** START OF Records **
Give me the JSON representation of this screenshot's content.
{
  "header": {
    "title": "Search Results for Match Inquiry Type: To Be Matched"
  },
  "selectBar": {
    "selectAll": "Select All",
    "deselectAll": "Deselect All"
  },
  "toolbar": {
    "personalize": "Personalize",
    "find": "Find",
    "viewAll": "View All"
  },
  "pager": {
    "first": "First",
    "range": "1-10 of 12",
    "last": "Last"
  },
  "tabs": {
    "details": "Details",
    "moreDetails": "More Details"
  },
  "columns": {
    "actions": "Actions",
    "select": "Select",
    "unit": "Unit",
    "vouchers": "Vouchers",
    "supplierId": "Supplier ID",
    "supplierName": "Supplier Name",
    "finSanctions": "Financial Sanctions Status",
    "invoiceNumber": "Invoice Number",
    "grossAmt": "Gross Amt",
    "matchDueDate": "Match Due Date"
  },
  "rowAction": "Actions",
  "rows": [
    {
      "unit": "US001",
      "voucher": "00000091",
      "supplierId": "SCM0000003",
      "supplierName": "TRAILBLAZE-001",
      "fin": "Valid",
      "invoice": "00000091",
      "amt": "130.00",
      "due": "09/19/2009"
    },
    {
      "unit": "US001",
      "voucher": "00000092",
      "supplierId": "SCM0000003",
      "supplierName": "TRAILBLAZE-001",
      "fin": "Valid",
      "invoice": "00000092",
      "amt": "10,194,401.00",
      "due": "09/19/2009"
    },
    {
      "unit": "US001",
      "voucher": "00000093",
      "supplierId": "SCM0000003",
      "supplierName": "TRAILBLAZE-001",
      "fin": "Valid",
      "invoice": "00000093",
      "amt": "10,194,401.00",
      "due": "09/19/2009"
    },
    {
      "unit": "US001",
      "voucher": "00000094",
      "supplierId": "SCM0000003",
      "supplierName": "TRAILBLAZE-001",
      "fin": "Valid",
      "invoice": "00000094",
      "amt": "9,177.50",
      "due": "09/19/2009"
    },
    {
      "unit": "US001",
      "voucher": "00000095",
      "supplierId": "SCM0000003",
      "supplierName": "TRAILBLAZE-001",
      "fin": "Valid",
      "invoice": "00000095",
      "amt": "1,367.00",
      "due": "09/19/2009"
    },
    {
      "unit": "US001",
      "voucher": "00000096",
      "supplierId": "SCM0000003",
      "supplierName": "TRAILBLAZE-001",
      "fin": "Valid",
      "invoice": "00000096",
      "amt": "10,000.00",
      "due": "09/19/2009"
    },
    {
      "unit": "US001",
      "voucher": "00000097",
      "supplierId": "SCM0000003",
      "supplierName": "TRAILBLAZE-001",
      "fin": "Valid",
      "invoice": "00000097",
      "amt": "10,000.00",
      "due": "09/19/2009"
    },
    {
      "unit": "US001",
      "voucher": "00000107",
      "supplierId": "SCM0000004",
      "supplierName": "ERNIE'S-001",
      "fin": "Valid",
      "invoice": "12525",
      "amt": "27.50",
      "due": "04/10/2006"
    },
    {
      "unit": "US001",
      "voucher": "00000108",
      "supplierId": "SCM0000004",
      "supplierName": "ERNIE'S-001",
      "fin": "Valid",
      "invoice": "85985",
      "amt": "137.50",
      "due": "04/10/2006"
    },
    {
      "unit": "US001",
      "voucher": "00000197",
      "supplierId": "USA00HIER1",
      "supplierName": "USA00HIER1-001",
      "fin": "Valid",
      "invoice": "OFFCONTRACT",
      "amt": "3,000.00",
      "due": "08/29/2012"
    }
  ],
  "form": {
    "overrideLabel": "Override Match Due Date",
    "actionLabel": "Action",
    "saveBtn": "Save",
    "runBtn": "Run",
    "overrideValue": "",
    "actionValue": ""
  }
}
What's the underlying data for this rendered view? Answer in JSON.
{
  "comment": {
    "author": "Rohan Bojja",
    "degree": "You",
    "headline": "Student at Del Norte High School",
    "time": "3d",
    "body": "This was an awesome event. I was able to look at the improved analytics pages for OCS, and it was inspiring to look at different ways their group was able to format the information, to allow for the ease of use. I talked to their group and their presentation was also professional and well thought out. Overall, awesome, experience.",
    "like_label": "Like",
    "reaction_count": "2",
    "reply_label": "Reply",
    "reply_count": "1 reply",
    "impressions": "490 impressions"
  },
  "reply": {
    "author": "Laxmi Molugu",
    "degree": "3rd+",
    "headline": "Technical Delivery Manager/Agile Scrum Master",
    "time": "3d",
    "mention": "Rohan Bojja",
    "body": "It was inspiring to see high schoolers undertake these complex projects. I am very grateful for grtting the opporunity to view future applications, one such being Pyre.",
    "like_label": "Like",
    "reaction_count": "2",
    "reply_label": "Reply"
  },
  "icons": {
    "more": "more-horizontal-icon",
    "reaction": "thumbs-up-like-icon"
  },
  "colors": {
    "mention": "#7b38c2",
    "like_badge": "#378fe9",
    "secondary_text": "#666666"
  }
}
** END OF Records **
What you have to do. Recopy all the lines exactly as they appear.

The result.
Give me the JSON representation of this screenshot's content.
{
  "header": {
    "title": "Search Results for Match Inquiry Type: To Be Matched"
  },
  "selectBar": {
    "selectAll": "Select All",
    "deselectAll": "Deselect All"
  },
  "toolbar": {
    "personalize": "Personalize",
    "find": "Find",
    "viewAll": "View All"
  },
  "pager": {
    "first": "First",
    "range": "1-10 of 12",
    "last": "Last"
  },
  "tabs": {
    "details": "Details",
    "moreDetails": "More Details"
  },
  "columns": {
    "actions": "Actions",
    "select": "Select",
    "unit": "Unit",
    "vouchers": "Vouchers",
    "supplierId": "Supplier ID",
    "supplierName": "Supplier Name",
    "finSanctions": "Financial Sanctions Status",
    "invoiceNumber": "Invoice Number",
    "grossAmt": "Gross Amt",
    "matchDueDate": "Match Due Date"
  },
  "rowAction": "Actions",
  "rows": [
    {
      "unit": "US001",
      "voucher": "00000091",
      "supplierId": "SCM0000003",
      "supplierName": "TRAILBLAZE-001",
      "fin": "Valid",
      "invoice": "00000091",
      "amt": "130.00",
      "due": "09/19/2009"
    },
    {
      "unit": "US001",
      "voucher": "00000092",
      "supplierId": "SCM0000003",
      "supplierName": "TRAILBLAZE-001",
      "fin": "Valid",
      "invoice": "00000092",
      "amt": "10,194,401.00",
      "due": "09/19/2009"
    },
    {
      "unit": "US001",
      "voucher": "00000093",
      "supplierId": "SCM0000003",
      "supplierName": "TRAILBLAZE-001",
      "fin": "Valid",
      "invoice": "00000093",
      "amt": "10,194,401.00",
      "due": "09/19/2009"
    },
    {
      "unit": "US001",
      "voucher": "00000094",
      "supplierId": "SCM0000003",
      "supplierName": "TRAILBLAZE-001",
      "fin": "Valid",
      "invoice": "00000094",
      "amt": "9,177.50",
      "due": "09/19/2009"
    },
    {
      "unit": "US001",
      "voucher": "00000095",
      "supplierId": "SCM0000003",
      "supplierName": "TRAILBLAZE-001",
      "fin": "Valid",
      "invoice": "00000095",
      "amt": "1,367.00",
      "due": "09/19/2009"
    },
    {
      "unit": "US001",
      "voucher": "00000096",
      "supplierId": "SCM0000003",
      "supplierName": "TRAILBLAZE-001",
      "fin": "Valid",
      "invoice": "00000096",
      "amt": "10,000.00",
      "due": "09/19/2009"
    },
    {
      "unit": "US001",
      "voucher": "00000097",
      "supplierId": "SCM0000003",
      "supplierName": "TRAILBLAZE-001",
      "fin": "Valid",
      "invoice": "00000097",
      "amt": "10,000.00",
      "due": "09/19/2009"
    },
    {
      "unit": "US001",
      "voucher": "00000107",
      "supplierId": "SCM0000004",
      "supplierName": "ERNIE'S-001",
      "fin": "Valid",
      "invoice": "12525",
      "amt": "27.50",
      "due": "04/10/2006"
    },
    {
      "unit": "US001",
      "voucher": "00000108",
      "supplierId": "SCM0000004",
      "supplierName": "ERNIE'S-001",
      "fin": "Valid",
      "invoice": "85985",
      "amt": "137.50",
      "due": "04/10/2006"
    },
    {
      "unit": "US001",
      "voucher": "00000197",
      "supplierId": "USA00HIER1",
      "supplierName": "USA00HIER1-001",
      "fin": "Valid",
      "invoice": "OFFCONTRACT",
      "amt": "3,000.00",
      "due": "08/29/2012"
    }
  ],
  "form": {
    "overrideLabel": "Override Match Due Date",
    "actionLabel": "Action",
    "saveBtn": "Save",
    "runBtn": "Run",
    "overrideValue": "",
    "actionValue": ""
  }
}
What's the underlying data for this rendered view? Answer in JSON.
{
  "comment": {
    "author": "Rohan Bojja",
    "degree": "You",
    "headline": "Student at Del Norte High School",
    "time": "3d",
    "body": "This was an awesome event. I was able to look at the improved analytics pages for OCS, and it was inspiring to look at different ways their group was able to format the information, to allow for the ease of use. I talked to their group and their presentation was also professional and well thought out. Overall, awesome, experience.",
    "like_label": "Like",
    "reaction_count": "2",
    "reply_label": "Reply",
    "reply_count": "1 reply",
    "impressions": "490 impressions"
  },
  "reply": {
    "author": "Laxmi Molugu",
    "degree": "3rd+",
    "headline": "Technical Delivery Manager/Agile Scrum Master",
    "time": "3d",
    "mention": "Rohan Bojja",
    "body": "It was inspiring to see high schoolers undertake these complex projects. I am very grateful for grtting the opporunity to view future applications, one such being Pyre.",
    "like_label": "Like",
    "reaction_count": "2",
    "reply_label": "Reply"
  },
  "icons": {
    "more": "more-horizontal-icon",
    "reaction": "thumbs-up-like-icon"
  },
  "colors": {
    "mention": "#7b38c2",
    "like_badge": "#378fe9",
    "secondary_text": "#666666"
  }
}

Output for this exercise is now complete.